In the records below, find each line containing the word "China" and copy it.

######

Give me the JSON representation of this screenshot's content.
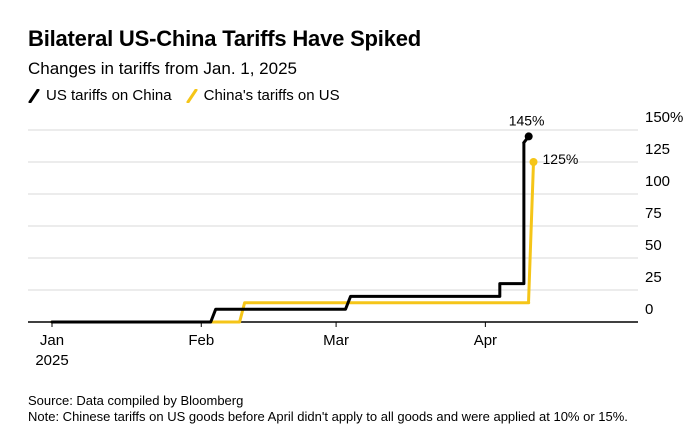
{
  "chart_data": {
    "type": "line",
    "title": "Bilateral US-China Tariffs Have Spiked",
    "subtitle": "Changes in tariffs from Jan. 1, 2025",
    "xlabel": "",
    "ylabel": "",
    "ylim": [
      0,
      150
    ],
    "yticks": [
      0,
      25,
      50,
      75,
      100,
      125,
      150
    ],
    "ytick_labels": [
      "0",
      "25",
      "50",
      "75",
      "100",
      "125",
      "150%"
    ],
    "xlim": [
      "2025-01-01",
      "2025-04-30"
    ],
    "xticks": [
      {
        "date": "2025-01-01",
        "label": "Jan",
        "sublabel": "2025"
      },
      {
        "date": "2025-02-01",
        "label": "Feb",
        "sublabel": ""
      },
      {
        "date": "2025-03-01",
        "label": "Mar",
        "sublabel": ""
      },
      {
        "date": "2025-04-01",
        "label": "Apr",
        "sublabel": ""
      }
    ],
    "series": [
      {
        "name": "US tariffs on China",
        "color": "#000000",
        "step": true,
        "points": [
          {
            "date": "2025-01-01",
            "value": 0
          },
          {
            "date": "2025-02-04",
            "value": 10
          },
          {
            "date": "2025-03-04",
            "value": 20
          },
          {
            "date": "2025-04-04",
            "value": 20
          },
          {
            "date": "2025-04-04",
            "value": 30
          },
          {
            "date": "2025-04-09",
            "value": 30
          },
          {
            "date": "2025-04-09",
            "value": 140
          },
          {
            "date": "2025-04-10",
            "value": 145
          }
        ],
        "end_label": "145%"
      },
      {
        "name": "China's tariffs on US",
        "color": "#f5c518",
        "step": true,
        "points": [
          {
            "date": "2025-01-01",
            "value": 0
          },
          {
            "date": "2025-02-10",
            "value": 15
          },
          {
            "date": "2025-04-10",
            "value": 15
          },
          {
            "date": "2025-04-11",
            "value": 125
          }
        ],
        "end_label": "125%"
      }
    ]
  },
  "footer": {
    "source": "Source: Data compiled by Bloomberg",
    "note": "Note: Chinese tariffs on US goods before April didn't apply to all goods and were applied at 10% or 15%."
  }
}
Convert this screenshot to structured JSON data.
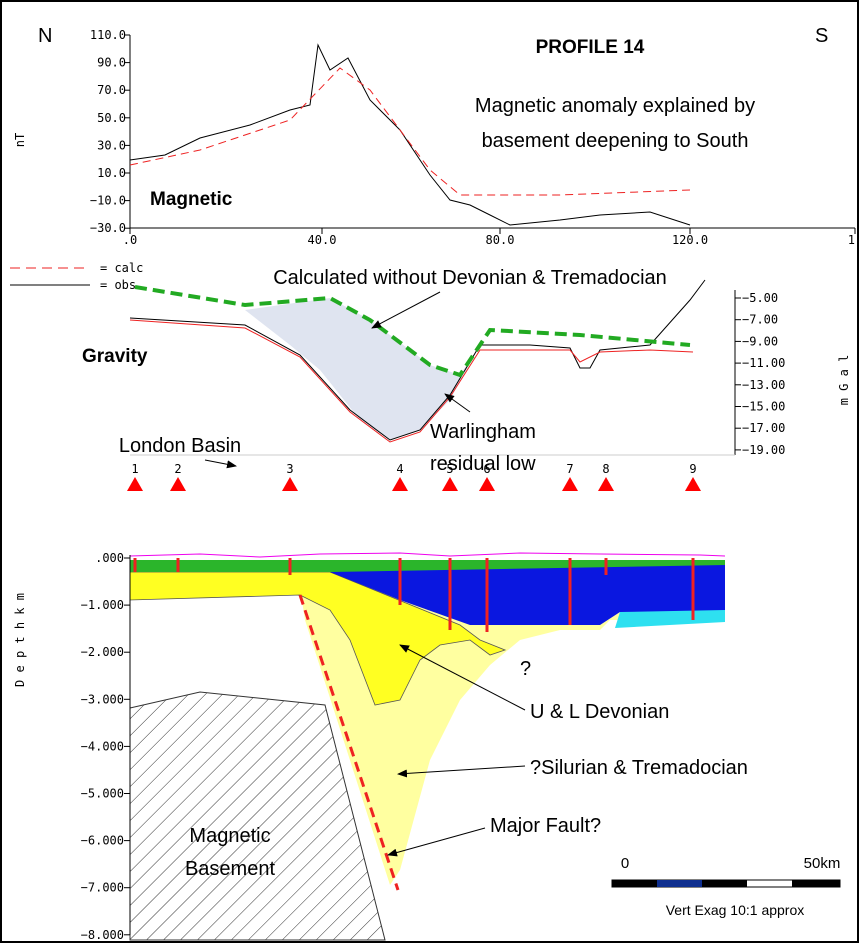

######

Complete output:
    "title": "Bilateral US-China Tariffs Have Spiked",
        "name": "US tariffs on China",
        "name": "China's tariffs on US",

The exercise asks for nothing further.